Items from a data source:
BEGIN
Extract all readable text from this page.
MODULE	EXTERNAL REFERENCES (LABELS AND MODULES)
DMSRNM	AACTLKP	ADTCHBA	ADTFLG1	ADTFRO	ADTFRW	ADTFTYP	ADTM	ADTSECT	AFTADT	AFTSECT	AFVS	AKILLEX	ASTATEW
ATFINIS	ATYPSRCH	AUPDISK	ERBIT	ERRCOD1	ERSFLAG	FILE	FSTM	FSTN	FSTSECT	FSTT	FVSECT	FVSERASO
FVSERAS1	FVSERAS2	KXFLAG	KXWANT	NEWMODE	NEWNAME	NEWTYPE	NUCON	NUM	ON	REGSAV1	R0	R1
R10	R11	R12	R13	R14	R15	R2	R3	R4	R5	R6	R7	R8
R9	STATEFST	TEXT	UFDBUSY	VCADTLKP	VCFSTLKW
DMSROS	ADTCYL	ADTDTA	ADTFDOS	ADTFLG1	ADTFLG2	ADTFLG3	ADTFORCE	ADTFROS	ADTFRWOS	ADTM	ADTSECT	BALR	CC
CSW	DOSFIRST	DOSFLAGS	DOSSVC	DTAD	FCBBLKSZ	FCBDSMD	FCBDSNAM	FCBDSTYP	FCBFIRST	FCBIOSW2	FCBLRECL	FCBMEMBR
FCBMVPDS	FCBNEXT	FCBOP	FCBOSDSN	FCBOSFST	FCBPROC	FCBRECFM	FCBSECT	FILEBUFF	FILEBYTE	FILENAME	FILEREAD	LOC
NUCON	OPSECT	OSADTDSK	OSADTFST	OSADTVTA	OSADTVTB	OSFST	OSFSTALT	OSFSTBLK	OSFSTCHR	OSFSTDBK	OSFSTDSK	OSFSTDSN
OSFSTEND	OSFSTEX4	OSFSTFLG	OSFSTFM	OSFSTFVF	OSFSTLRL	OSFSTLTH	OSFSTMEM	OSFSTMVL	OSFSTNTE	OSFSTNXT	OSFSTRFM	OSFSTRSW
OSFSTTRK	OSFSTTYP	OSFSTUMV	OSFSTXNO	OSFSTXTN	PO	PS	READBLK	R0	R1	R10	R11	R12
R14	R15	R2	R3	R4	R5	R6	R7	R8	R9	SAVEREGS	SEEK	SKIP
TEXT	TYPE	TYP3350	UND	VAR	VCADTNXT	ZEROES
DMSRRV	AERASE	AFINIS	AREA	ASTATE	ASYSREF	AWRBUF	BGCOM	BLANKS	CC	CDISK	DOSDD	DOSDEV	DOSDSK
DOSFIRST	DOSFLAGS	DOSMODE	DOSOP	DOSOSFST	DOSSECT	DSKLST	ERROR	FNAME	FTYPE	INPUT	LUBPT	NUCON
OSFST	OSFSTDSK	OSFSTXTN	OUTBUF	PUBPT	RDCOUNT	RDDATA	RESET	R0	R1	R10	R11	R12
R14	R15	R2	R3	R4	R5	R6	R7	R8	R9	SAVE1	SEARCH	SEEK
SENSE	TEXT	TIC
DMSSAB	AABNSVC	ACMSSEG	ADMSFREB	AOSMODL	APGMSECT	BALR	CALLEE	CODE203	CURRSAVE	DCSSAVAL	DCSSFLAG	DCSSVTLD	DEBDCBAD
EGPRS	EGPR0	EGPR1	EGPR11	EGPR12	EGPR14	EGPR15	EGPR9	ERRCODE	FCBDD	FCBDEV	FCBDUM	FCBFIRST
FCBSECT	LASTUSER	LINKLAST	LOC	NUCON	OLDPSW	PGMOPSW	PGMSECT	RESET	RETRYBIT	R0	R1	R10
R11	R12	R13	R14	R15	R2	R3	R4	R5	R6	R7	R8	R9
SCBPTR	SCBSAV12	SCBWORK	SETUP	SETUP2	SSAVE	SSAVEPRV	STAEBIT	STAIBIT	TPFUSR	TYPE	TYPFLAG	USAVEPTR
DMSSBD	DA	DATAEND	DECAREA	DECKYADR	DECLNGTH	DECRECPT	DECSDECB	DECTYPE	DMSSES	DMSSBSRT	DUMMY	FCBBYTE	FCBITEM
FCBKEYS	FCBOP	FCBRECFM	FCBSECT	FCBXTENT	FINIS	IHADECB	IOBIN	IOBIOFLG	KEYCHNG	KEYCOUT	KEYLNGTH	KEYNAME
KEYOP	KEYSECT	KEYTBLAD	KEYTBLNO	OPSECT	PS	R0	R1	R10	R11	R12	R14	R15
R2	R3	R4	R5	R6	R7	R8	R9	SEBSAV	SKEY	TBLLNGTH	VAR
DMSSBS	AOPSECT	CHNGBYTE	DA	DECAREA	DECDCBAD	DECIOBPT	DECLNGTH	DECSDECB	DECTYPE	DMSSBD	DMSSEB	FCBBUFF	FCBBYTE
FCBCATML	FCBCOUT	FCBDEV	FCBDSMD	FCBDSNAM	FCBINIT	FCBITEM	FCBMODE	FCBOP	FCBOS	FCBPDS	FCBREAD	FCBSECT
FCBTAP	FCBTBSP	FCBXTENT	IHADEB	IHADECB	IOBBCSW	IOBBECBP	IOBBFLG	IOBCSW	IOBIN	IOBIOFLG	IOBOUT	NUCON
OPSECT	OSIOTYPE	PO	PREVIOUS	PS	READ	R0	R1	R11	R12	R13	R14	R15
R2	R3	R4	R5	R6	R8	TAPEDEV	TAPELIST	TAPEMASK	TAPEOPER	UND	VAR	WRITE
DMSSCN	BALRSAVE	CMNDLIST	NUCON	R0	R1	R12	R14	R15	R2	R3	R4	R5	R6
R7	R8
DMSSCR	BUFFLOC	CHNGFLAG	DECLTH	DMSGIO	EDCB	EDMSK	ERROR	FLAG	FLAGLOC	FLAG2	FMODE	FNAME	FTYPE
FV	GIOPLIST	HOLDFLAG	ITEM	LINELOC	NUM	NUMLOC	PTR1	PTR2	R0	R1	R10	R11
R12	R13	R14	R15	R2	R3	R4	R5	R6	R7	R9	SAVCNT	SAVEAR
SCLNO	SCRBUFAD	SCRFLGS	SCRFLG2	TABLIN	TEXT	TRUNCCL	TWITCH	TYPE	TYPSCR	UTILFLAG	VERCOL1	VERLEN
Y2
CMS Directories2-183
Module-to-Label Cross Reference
END
[Objective] The records above must be repeated exactly, every one of them.

[Answer to the task]
Extract all readable text from this page.
MODULE	EXTERNAL REFERENCES (LABELS AND MODULES)
DMSRNM	AACTLKP	ADTCHBA	ADTFLG1	ADTFRO	ADTFRW	ADTFTYP	ADTM	ADTSECT	AFTADT	AFTSECT	AFVS	AKILLEX	ASTATEW
ATFINIS	ATYPSRCH	AUPDISK	ERBIT	ERRCOD1	ERSFLAG	FILE	FSTM	FSTN	FSTSECT	FSTT	FVSECT	FVSERASO
FVSERAS1	FVSERAS2	KXFLAG	KXWANT	NEWMODE	NEWNAME	NEWTYPE	NUCON	NUM	ON	REGSAV1	R0	R1
R10	R11	R12	R13	R14	R15	R2	R3	R4	R5	R6	R7	R8
R9	STATEFST	TEXT	UFDBUSY	VCADTLKP	VCFSTLKW
DMSROS	ADTCYL	ADTDTA	ADTFDOS	ADTFLG1	ADTFLG2	ADTFLG3	ADTFORCE	ADTFROS	ADTFRWOS	ADTM	ADTSECT	BALR	CC
CSW	DOSFIRST	DOSFLAGS	DOSSVC	DTAD	FCBBLKSZ	FCBDSMD	FCBDSNAM	FCBDSTYP	FCBFIRST	FCBIOSW2	FCBLRECL	FCBMEMBR
FCBMVPDS	FCBNEXT	FCBOP	FCBOSDSN	FCBOSFST	FCBPROC	FCBRECFM	FCBSECT	FILEBUFF	FILEBYTE	FILENAME	FILEREAD	LOC
NUCON	OPSECT	OSADTDSK	OSADTFST	OSADTVTA	OSADTVTB	OSFST	OSFSTALT	OSFSTBLK	OSFSTCHR	OSFSTDBK	OSFSTDSK	OSFSTDSN
OSFSTEND	OSFSTEX4	OSFSTFLG	OSFSTFM	OSFSTFVF	OSFSTLRL	OSFSTLTH	OSFSTMEM	OSFSTMVL	OSFSTNTE	OSFSTNXT	OSFSTRFM	OSFSTRSW
OSFSTTRK	OSFSTTYP	OSFSTUMV	OSFSTXNO	OSFSTXTN	PO	PS	READBLK	R0	R1	R10	R11	R12
R14	R15	R2	R3	R4	R5	R6	R7	R8	R9	SAVEREGS	SEEK	SKIP
TEXT	TYPE	TYP3350	UND	VAR	VCADTNXT	ZEROES
DMSRRV	AERASE	AFINIS	AREA	ASTATE	ASYSREF	AWRBUF	BGCOM	BLANKS	CC	CDISK	DOSDD	DOSDEV	DOSDSK
DOSFIRST	DOSFLAGS	DOSMODE	DOSOP	DOSOSFST	DOSSECT	DSKLST	ERROR	FNAME	FTYPE	INPUT	LUBPT	NUCON
OSFST	OSFSTDSK	OSFSTXTN	OUTBUF	PUBPT	RDCOUNT	RDDATA	RESET	R0	R1	R10	R11	R12
R14	R15	R2	R3	R4	R5	R6	R7	R8	R9	SAVE1	SEARCH	SEEK
SENSE	TEXT	TIC
DMSSAB	AABNSVC	ACMSSEG	ADMSFREB	AOSMODL	APGMSECT	BALR	CALLEE	CODE203	CURRSAVE	DCSSAVAL	DCSSFLAG	DCSSVTLD	DEBDCBAD
EGPRS	EGPR0	EGPR1	EGPR11	EGPR12	EGPR14	EGPR15	EGPR9	ERRCODE	FCBDD	FCBDEV	FCBDUM	FCBFIRST
FCBSECT	LASTUSER	LINKLAST	LOC	NUCON	OLDPSW	PGMOPSW	PGMSECT	RESET	RETRYBIT	R0	R1	R10
R11	R12	R13	R14	R15	R2	R3	R4	R5	R6	R7	R8	R9
SCBPTR	SCBSAV12	SCBWORK	SETUP	SETUP2	SSAVE	SSAVEPRV	STAEBIT	STAIBIT	TPFUSR	TYPE	TYPFLAG	USAVEPTR
DMSSBD	DA	DATAEND	DECAREA	DECKYADR	DECLNGTH	DECRECPT	DECSDECB	DECTYPE	DMSSES	DMSSBSRT	DUMMY	FCBBYTE	FCBITEM
FCBKEYS	FCBOP	FCBRECFM	FCBSECT	FCBXTENT	FINIS	IHADECB	IOBIN	IOBIOFLG	KEYCHNG	KEYCOUT	KEYLNGTH	KEYNAME
KEYOP	KEYSECT	KEYTBLAD	KEYTBLNO	OPSECT	PS	R0	R1	R10	R11	R12	R14	R15
R2	R3	R4	R5	R6	R7	R8	R9	SEBSAV	SKEY	TBLLNGTH	VAR
DMSSBS	AOPSECT	CHNGBYTE	DA	DECAREA	DECDCBAD	DECIOBPT	DECLNGTH	DECSDECB	DECTYPE	DMSSBD	DMSSEB	FCBBUFF	FCBBYTE
FCBCATML	FCBCOUT	FCBDEV	FCBDSMD	FCBDSNAM	FCBINIT	FCBITEM	FCBMODE	FCBOP	FCBOS	FCBPDS	FCBREAD	FCBSECT
FCBTAP	FCBTBSP	FCBXTENT	IHADEB	IHADECB	IOBBCSW	IOBBECBP	IOBBFLG	IOBCSW	IOBIN	IOBIOFLG	IOBOUT	NUCON
OPSECT	OSIOTYPE	PO	PREVIOUS	PS	READ	R0	R1	R11	R12	R13	R14	R15
R2	R3	R4	R5	R6	R8	TAPEDEV	TAPELIST	TAPEMASK	TAPEOPER	UND	VAR	WRITE
DMSSCN	BALRSAVE	CMNDLIST	NUCON	R0	R1	R12	R14	R15	R2	R3	R4	R5	R6
R7	R8
DMSSCR	BUFFLOC	CHNGFLAG	DECLTH	DMSGIO	EDCB	EDMSK	ERROR	FLAG	FLAGLOC	FLAG2	FMODE	FNAME	FTYPE
FV	GIOPLIST	HOLDFLAG	ITEM	LINELOC	NUM	NUMLOC	PTR1	PTR2	R0	R1	R10	R11
R12	R13	R14	R15	R2	R3	R4	R5	R6	R7	R9	SAVCNT	SAVEAR
SCLNO	SCRBUFAD	SCRFLGS	SCRFLG2	TABLIN	TEXT	TRUNCCL	TWITCH	TYPE	TYPSCR	UTILFLAG	VERCOL1	VERLEN
Y2
CMS Directories2-183
Module-to-Label Cross Reference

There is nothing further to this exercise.